EXERCISE
Show every line of the records below that contains the word "subordinated".

· · ·

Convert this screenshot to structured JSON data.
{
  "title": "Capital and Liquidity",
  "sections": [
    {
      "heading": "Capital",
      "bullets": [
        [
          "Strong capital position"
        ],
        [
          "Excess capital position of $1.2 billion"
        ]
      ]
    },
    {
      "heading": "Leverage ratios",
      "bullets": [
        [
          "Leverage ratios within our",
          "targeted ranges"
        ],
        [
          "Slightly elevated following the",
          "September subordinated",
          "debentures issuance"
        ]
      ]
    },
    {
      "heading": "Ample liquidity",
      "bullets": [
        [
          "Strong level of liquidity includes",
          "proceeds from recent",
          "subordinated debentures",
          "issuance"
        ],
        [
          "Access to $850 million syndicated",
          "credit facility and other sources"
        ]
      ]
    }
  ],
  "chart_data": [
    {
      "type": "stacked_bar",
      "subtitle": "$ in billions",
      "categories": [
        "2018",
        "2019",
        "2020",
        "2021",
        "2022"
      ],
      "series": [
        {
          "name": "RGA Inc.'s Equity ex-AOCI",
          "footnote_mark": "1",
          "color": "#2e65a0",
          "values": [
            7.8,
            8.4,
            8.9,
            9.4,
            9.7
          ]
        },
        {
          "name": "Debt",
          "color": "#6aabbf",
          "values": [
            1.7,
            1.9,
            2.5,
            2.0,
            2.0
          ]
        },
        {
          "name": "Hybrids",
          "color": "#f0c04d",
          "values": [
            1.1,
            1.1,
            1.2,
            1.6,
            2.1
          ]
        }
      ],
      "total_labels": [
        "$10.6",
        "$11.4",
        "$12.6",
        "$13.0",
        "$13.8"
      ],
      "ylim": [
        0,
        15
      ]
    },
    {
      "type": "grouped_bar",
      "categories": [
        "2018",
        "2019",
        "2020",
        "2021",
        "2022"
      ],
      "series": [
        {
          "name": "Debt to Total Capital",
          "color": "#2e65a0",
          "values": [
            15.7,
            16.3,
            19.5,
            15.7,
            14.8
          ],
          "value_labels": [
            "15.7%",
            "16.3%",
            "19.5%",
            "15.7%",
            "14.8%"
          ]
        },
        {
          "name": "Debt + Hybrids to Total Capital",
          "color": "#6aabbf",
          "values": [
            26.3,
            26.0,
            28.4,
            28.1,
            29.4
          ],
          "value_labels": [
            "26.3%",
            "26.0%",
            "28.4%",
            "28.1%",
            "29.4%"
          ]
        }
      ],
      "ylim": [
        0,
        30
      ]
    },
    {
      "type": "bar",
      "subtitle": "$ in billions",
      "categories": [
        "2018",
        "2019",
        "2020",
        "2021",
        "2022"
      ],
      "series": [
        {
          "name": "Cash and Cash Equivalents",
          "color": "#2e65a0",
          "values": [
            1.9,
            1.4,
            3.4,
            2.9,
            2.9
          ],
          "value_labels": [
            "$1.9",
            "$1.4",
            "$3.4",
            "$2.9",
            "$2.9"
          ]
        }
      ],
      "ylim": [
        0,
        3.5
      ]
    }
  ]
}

· · ·

CORRECT ANSWER
          "September subordinated",
          "subordinated debentures",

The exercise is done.